*Source records*:
** Begin **
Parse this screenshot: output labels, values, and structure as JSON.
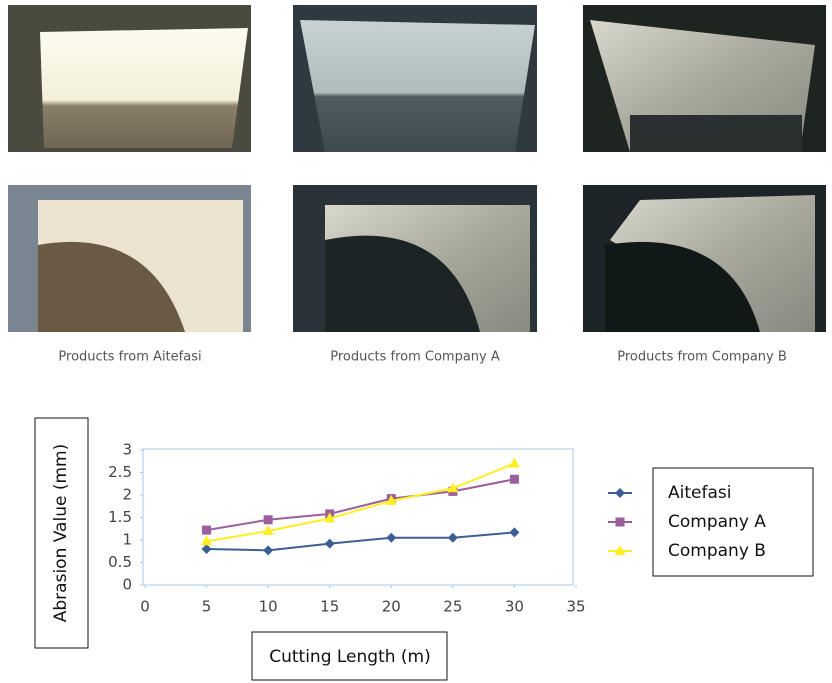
{
  "captions": [
    "Products from Aitefasi",
    "Products from Company A",
    "Products from Company B"
  ],
  "chart_data": {
    "type": "line",
    "x_label": "Cutting Length (m)",
    "y_label": "Abrasion Value (mm)",
    "x": [
      5,
      10,
      15,
      20,
      25,
      30
    ],
    "series": [
      {
        "name": "Aitefasi",
        "color": "#3c5f96",
        "marker": "diamond",
        "values": [
          0.8,
          0.77,
          0.92,
          1.05,
          1.05,
          1.17
        ]
      },
      {
        "name": "Company A",
        "color": "#9b5f9b",
        "marker": "square",
        "values": [
          1.22,
          1.45,
          1.58,
          1.92,
          2.08,
          2.35
        ]
      },
      {
        "name": "Company B",
        "color": "#ffee22",
        "marker": "triangle",
        "values": [
          0.97,
          1.2,
          1.48,
          1.87,
          2.15,
          2.7
        ]
      }
    ],
    "xlim": [
      0,
      35
    ],
    "xticks": [
      0,
      5,
      10,
      15,
      20,
      25,
      30,
      35
    ],
    "ylim": [
      0,
      3
    ],
    "yticks": [
      0,
      0.5,
      1,
      1.5,
      2,
      2.5,
      3
    ],
    "grid": false
  }
}
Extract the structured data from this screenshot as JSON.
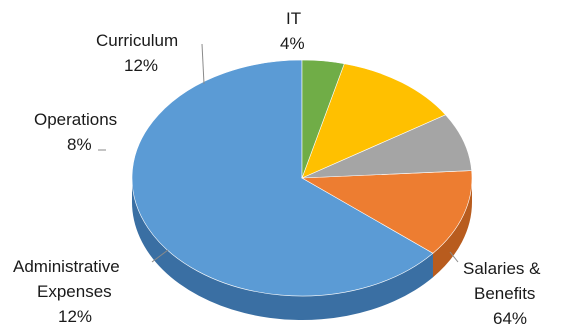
{
  "chart_data": {
    "type": "pie",
    "title": "",
    "three_d": true,
    "categories": [
      "Salaries & Benefits",
      "Administrative Expenses",
      "Operations",
      "Curriculum",
      "IT"
    ],
    "values": [
      64,
      12,
      8,
      12,
      4
    ],
    "unit": "%",
    "labels": [
      {
        "lines": [
          "Salaries &",
          "Benefits"
        ],
        "value": "64%"
      },
      {
        "lines": [
          "Administrative",
          "Expenses"
        ],
        "value": "12%"
      },
      {
        "lines": [
          "Operations"
        ],
        "value": "8%"
      },
      {
        "lines": [
          "Curriculum"
        ],
        "value": "12%"
      },
      {
        "lines": [
          "IT"
        ],
        "value": "4%"
      }
    ],
    "colors": [
      "#5b9bd5",
      "#ed7d31",
      "#a5a5a5",
      "#ffc000",
      "#70ad47"
    ],
    "side_colors": [
      "#3a6fa3",
      "#b85c1e",
      "#7b7b7b",
      "#c99600",
      "#4f8231"
    ],
    "legend": "none"
  }
}
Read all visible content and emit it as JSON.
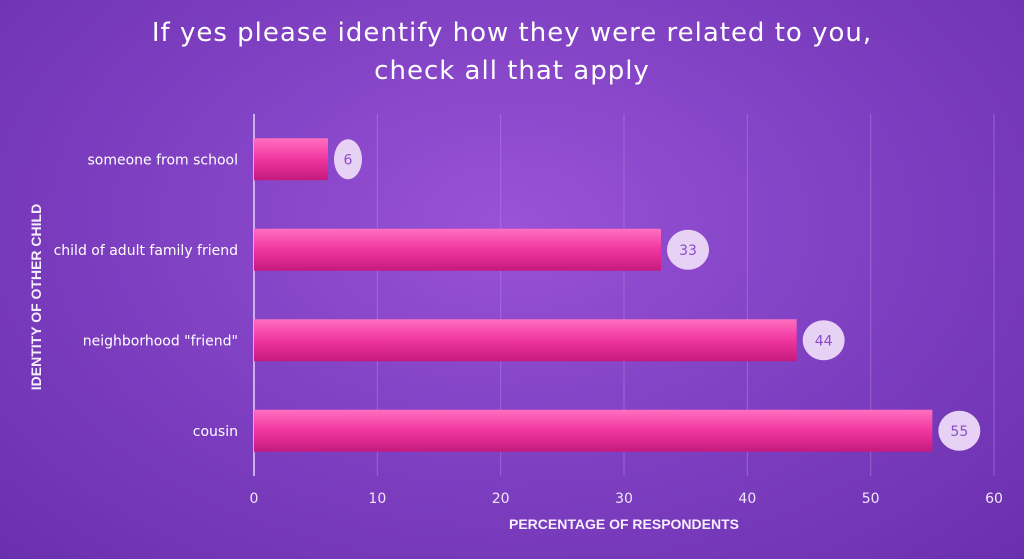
{
  "chart_data": {
    "type": "bar",
    "orientation": "horizontal",
    "title": [
      "If yes please identify how they were related to you,",
      "check all that apply"
    ],
    "xlabel": "PERCENTAGE OF RESPONDENTS",
    "ylabel": "IDENTITY OF OTHER CHILD",
    "categories": [
      "someone from school",
      "child of adult family friend",
      "neighborhood \"friend\"",
      "cousin"
    ],
    "values": [
      6,
      33,
      44,
      55
    ],
    "xlim": [
      0,
      60
    ],
    "xticks": [
      0,
      10,
      20,
      30,
      40,
      50,
      60
    ],
    "grid": true,
    "legend": "none",
    "colors": {
      "bar_top": "#ff6fc0",
      "bar_mid": "#f0359f",
      "bar_bottom": "#c41a7d",
      "label_bubble": "#e7d2f5",
      "label_text": "#8a4cc9",
      "grid": "#b07fe0",
      "axis": "#e6d3f7"
    }
  }
}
** End **
*What you should do*:
Quote all the records verbatim, dropping any pictures from your copy.

*Exercise result*:
Parse this screenshot: output labels, values, and structure as JSON.
{
  "captions": [
    "Products from Aitefasi",
    "Products from Company A",
    "Products from Company B"
  ],
  "chart_data": {
    "type": "line",
    "x_label": "Cutting Length (m)",
    "y_label": "Abrasion Value (mm)",
    "x": [
      5,
      10,
      15,
      20,
      25,
      30
    ],
    "series": [
      {
        "name": "Aitefasi",
        "color": "#3c5f96",
        "marker": "diamond",
        "values": [
          0.8,
          0.77,
          0.92,
          1.05,
          1.05,
          1.17
        ]
      },
      {
        "name": "Company A",
        "color": "#9b5f9b",
        "marker": "square",
        "values": [
          1.22,
          1.45,
          1.58,
          1.92,
          2.08,
          2.35
        ]
      },
      {
        "name": "Company B",
        "color": "#ffee22",
        "marker": "triangle",
        "values": [
          0.97,
          1.2,
          1.48,
          1.87,
          2.15,
          2.7
        ]
      }
    ],
    "xlim": [
      0,
      35
    ],
    "xticks": [
      0,
      5,
      10,
      15,
      20,
      25,
      30,
      35
    ],
    "ylim": [
      0,
      3
    ],
    "yticks": [
      0,
      0.5,
      1,
      1.5,
      2,
      2.5,
      3
    ],
    "grid": false
  }
}
Extract the structured data from this screenshot as JSON.
{
  "chart_data": {
    "type": "pie",
    "title": "",
    "three_d": true,
    "categories": [
      "Salaries & Benefits",
      "Administrative Expenses",
      "Operations",
      "Curriculum",
      "IT"
    ],
    "values": [
      64,
      12,
      8,
      12,
      4
    ],
    "unit": "%",
    "labels": [
      {
        "lines": [
          "Salaries &",
          "Benefits"
        ],
        "value": "64%"
      },
      {
        "lines": [
          "Administrative",
          "Expenses"
        ],
        "value": "12%"
      },
      {
        "lines": [
          "Operations"
        ],
        "value": "8%"
      },
      {
        "lines": [
          "Curriculum"
        ],
        "value": "12%"
      },
      {
        "lines": [
          "IT"
        ],
        "value": "4%"
      }
    ],
    "colors": [
      "#5b9bd5",
      "#ed7d31",
      "#a5a5a5",
      "#ffc000",
      "#70ad47"
    ],
    "side_colors": [
      "#3a6fa3",
      "#b85c1e",
      "#7b7b7b",
      "#c99600",
      "#4f8231"
    ],
    "legend": "none"
  }
}
Read all visible content and emit it as JSON.
{
  "chart_data": {
    "type": "bar",
    "orientation": "horizontal",
    "title": [
      "If yes please identify how they were related to you,",
      "check all that apply"
    ],
    "xlabel": "PERCENTAGE OF RESPONDENTS",
    "ylabel": "IDENTITY OF OTHER CHILD",
    "categories": [
      "someone from school",
      "child of adult family friend",
      "neighborhood \"friend\"",
      "cousin"
    ],
    "values": [
      6,
      33,
      44,
      55
    ],
    "xlim": [
      0,
      60
    ],
    "xticks": [
      0,
      10,
      20,
      30,
      40,
      50,
      60
    ],
    "grid": true,
    "legend": "none",
    "colors": {
      "bar_top": "#ff6fc0",
      "bar_mid": "#f0359f",
      "bar_bottom": "#c41a7d",
      "label_bubble": "#e7d2f5",
      "label_text": "#8a4cc9",
      "grid": "#b07fe0",
      "axis": "#e6d3f7"
    }
  }
}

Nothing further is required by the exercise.